**Objective:** Review the lines that follow and copy each one that contains the word "Explorer".
——
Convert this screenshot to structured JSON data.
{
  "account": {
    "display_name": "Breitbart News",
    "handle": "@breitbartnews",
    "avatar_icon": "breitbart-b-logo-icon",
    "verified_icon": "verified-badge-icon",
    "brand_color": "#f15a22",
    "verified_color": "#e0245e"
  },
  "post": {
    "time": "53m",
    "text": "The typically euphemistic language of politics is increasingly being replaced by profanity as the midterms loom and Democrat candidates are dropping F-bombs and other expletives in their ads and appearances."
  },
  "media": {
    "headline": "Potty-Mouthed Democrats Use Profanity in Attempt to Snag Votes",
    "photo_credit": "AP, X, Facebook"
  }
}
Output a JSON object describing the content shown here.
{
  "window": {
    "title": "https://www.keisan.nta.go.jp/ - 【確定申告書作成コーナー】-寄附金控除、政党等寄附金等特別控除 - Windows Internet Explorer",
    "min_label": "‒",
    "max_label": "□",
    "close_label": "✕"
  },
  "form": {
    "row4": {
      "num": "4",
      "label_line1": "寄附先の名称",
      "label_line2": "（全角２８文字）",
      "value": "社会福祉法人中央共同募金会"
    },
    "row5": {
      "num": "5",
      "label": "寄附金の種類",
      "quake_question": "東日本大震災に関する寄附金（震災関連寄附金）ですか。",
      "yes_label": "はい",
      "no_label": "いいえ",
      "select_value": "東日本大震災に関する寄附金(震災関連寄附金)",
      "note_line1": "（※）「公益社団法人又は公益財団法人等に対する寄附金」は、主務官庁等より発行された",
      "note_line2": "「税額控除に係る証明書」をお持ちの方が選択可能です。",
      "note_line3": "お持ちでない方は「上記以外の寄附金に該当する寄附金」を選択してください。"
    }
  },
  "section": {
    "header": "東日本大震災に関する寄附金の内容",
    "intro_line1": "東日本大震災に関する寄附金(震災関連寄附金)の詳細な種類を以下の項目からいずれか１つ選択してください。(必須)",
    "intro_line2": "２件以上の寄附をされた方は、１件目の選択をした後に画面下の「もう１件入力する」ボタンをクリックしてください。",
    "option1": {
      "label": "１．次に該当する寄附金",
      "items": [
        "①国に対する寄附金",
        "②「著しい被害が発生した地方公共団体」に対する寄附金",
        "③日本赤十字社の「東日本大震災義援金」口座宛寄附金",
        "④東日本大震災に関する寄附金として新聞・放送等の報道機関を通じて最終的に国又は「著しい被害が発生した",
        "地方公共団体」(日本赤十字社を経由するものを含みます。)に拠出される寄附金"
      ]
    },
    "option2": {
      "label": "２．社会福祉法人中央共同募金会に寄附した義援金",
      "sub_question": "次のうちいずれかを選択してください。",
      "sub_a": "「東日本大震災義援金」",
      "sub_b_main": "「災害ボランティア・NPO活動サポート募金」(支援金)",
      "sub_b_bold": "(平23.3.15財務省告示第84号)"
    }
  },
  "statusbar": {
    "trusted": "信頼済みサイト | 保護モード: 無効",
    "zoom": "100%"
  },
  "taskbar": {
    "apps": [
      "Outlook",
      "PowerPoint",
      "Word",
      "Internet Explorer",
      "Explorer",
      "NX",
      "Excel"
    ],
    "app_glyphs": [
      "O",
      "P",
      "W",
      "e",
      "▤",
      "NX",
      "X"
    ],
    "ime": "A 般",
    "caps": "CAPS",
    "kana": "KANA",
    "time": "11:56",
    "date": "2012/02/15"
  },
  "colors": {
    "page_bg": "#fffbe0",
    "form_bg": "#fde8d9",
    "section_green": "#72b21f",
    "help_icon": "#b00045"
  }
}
——
**Answer:**
    "title": "https://www.keisan.nta.go.jp/ - 【確定申告書作成コーナー】-寄附金控除、政党等寄附金等特別控除 - Windows Internet Explorer",
      "Internet Explorer",
      "Explorer",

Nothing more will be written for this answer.